Given passage:
-*-

Marking as blocker as we really shouldn't ship something that's broken for Win7. Should be able to get this fixed this week.
After some more experimentation, log.smbd shows that numopen never goes above 1025 with a Win7 client. I was able to copy a linux kernel source tree (~38,000 files) with no problems with ulimit set as low as 1036. So AFAICT, 1025 + TDB fudge factor should do it.
Are you sure about that? In my tests, I raised ulimit -n to 2048, and still had samba fail.
Here's a level 10 debug log with ulimit -n 2048:
http://eternallybored.org/misc/samba/samba.log.lzma (too big to attach)
smbstatus output at the time of failure shows 2040 files open:
Yes, I'm positive that in my test environment, it never goes above 1025. I'm running Windows 7 final, 32-bit.
I tried another test with Windows 2008 R2, copying one kernel source tree from a Samba 3.4.3 share to the Win2K8 box, and simultaneously copying another kernel source tree from the 2K8 box to the Samba share, and numopen got up to 1027, but never over that number. The copy processes succeeded with my ulimit still set to 1036.
Created attachment 5037 [details]
Proposed fix for 3.4.4.
Justin if you can test this and make sure it works I'll apply to all current branches.

-*-

Provided records:
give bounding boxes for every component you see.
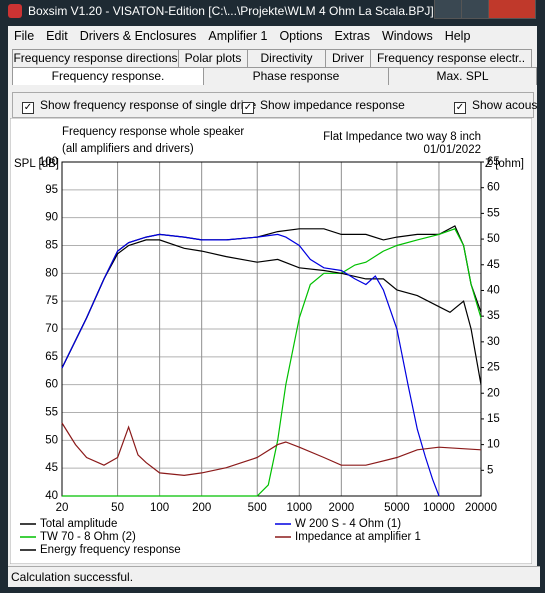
annotation: 01/01/2022 bbox=[423, 144, 481, 156]
menu-item[interactable]: Amplifier 1 bbox=[208, 29, 268, 43]
y-tick-label: 45 bbox=[45, 462, 58, 474]
y-tick-label: 70 bbox=[45, 323, 58, 335]
tab[interactable]: Frequency response. bbox=[12, 67, 204, 85]
tab[interactable]: Phase response bbox=[203, 67, 389, 85]
menu-item[interactable]: Edit bbox=[46, 29, 68, 43]
series-line bbox=[61, 239, 482, 385]
tab[interactable]: Max. SPL bbox=[388, 67, 537, 85]
x-tick-label: 10000 bbox=[423, 502, 455, 514]
checkbox[interactable]: ✓ Show frequency response of single drive bbox=[22, 98, 257, 114]
y-tick-label: 75 bbox=[45, 295, 58, 307]
y2-tick-label: 20 bbox=[487, 387, 500, 399]
series-line bbox=[61, 422, 482, 477]
checkbox-bar: ✓ Show frequency response of single drive… bbox=[12, 92, 538, 118]
checkbox-label: Show impedance response bbox=[260, 98, 405, 112]
close[interactable] bbox=[488, 0, 536, 19]
chart: Frequency response whole speaker (all am… bbox=[10, 118, 532, 564]
y2-tick-label: 45 bbox=[487, 259, 500, 271]
menu-bar: File Edit Drivers & Enclosures Amplifier 1 O… bbox=[8, 26, 537, 46]
menu-item[interactable]: File bbox=[14, 29, 35, 43]
series-line bbox=[62, 228, 482, 497]
y2-tick-label: 40 bbox=[487, 284, 500, 296]
tab[interactable]: Frequency response directions bbox=[12, 49, 179, 67]
y2-tick-label: 65 bbox=[487, 156, 500, 168]
maximize[interactable] bbox=[461, 0, 489, 19]
y2-tick-label: 25 bbox=[487, 362, 500, 374]
menu-item[interactable]: Windows bbox=[381, 29, 433, 43]
y-tick-label: 80 bbox=[45, 267, 58, 279]
x-tick-label: 50 bbox=[111, 502, 124, 514]
annotation: Flat Impedance two way 8 inch bbox=[323, 131, 481, 143]
checkbox-label: Show acous bbox=[472, 98, 538, 112]
y2-tick-label: 60 bbox=[487, 182, 500, 194]
status-bar: Calculation successful. bbox=[8, 566, 540, 587]
series-line bbox=[61, 233, 440, 497]
x-tick-label: 5000 bbox=[384, 502, 410, 514]
x-tick-label: 200 bbox=[192, 502, 211, 514]
menu-item[interactable]: Drivers & Enclosures bbox=[79, 29, 197, 43]
y-axis-label: SPL [dB] bbox=[14, 158, 59, 170]
checkbox[interactable]: ✓ Show impedance response bbox=[242, 98, 405, 114]
y-tick-label: 90 bbox=[45, 212, 58, 224]
legend-label: Energy frequency response bbox=[40, 544, 181, 556]
legend-label: Impedance at amplifier 1 bbox=[295, 531, 421, 543]
menu-item[interactable]: Help bbox=[444, 29, 471, 43]
x-tick-label: 20 bbox=[56, 502, 69, 514]
legend-label: TW 70 - 8 Ohm (2) bbox=[40, 531, 136, 543]
y2-tick-label: 5 bbox=[487, 464, 493, 476]
y2-tick-label: 35 bbox=[487, 310, 500, 322]
x-tick-label: 2000 bbox=[329, 502, 355, 514]
y-tick-label: 85 bbox=[45, 240, 58, 252]
plot-frame bbox=[61, 161, 482, 497]
chart-subtitle: (all amplifiers and drivers) bbox=[62, 143, 194, 155]
menu-item[interactable]: Extras bbox=[334, 29, 370, 43]
y-tick-label: 65 bbox=[45, 351, 58, 363]
y2-tick-label: 50 bbox=[487, 233, 500, 245]
x-tick-label: 500 bbox=[248, 502, 267, 514]
app-icon bbox=[8, 4, 22, 18]
y-tick-label: 40 bbox=[45, 490, 58, 502]
legend-label: Total amplitude bbox=[40, 518, 117, 530]
menu-item[interactable]: Options bbox=[279, 29, 323, 43]
checkbox-label: Show frequency response of single drive bbox=[40, 98, 257, 112]
tab[interactable]: Polar plots bbox=[178, 49, 248, 67]
y-tick-label: 50 bbox=[45, 434, 58, 446]
y-tick-label: 60 bbox=[45, 379, 58, 391]
y2-tick-label: 30 bbox=[487, 336, 500, 348]
window-title: Boxsim V1.20 - VISATON-Edition [C:\...\P… bbox=[28, 4, 434, 18]
chart-title: Frequency response whole speaker bbox=[62, 126, 244, 138]
x-tick-label: 100 bbox=[150, 502, 169, 514]
y2-tick-label: 10 bbox=[487, 439, 500, 451]
tab[interactable]: Directivity bbox=[247, 49, 326, 67]
y2-tick-label: 15 bbox=[487, 413, 500, 425]
tab[interactable]: Frequency response electr.. bbox=[370, 49, 532, 67]
checkbox[interactable]: ✓ Show acous bbox=[454, 98, 538, 114]
y2-axis-label: Z [ohm] bbox=[485, 158, 524, 170]
chart-panel bbox=[10, 118, 532, 564]
minimize[interactable] bbox=[434, 0, 462, 19]
y2-tick-label: 55 bbox=[487, 207, 500, 219]
y-tick-label: 95 bbox=[45, 184, 58, 196]
legend-label: W 200 S - 4 Ohm (1) bbox=[295, 518, 401, 530]
y-tick-label: 100 bbox=[39, 156, 58, 168]
tab[interactable]: Driver bbox=[325, 49, 371, 67]
y-tick-label: 55 bbox=[45, 407, 58, 419]
x-tick-label: 20000 bbox=[465, 502, 497, 514]
x-tick-label: 1000 bbox=[286, 502, 312, 514]
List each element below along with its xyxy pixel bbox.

-*-

Task requirements:
#1 In the Samba bug thread, what is the highest value numopen reaches with a Win7 client according to log.smbd?
#2 Update the part of the Samba bug thread that begins at the words "After some more" and stops after "should do it.", swapping "numopen" for "the open file count".

Answers to the exercises:
#1 1025

#2
After some more experimentation, log.smbd shows that the open file count never goes above 1025 with a Win7 client. I was able to copy a linux kernel source tree (~38,000 files) with no problems with ulimit set as low as 1036. So AFAICT, 1025 + TDB fudge factor should do it.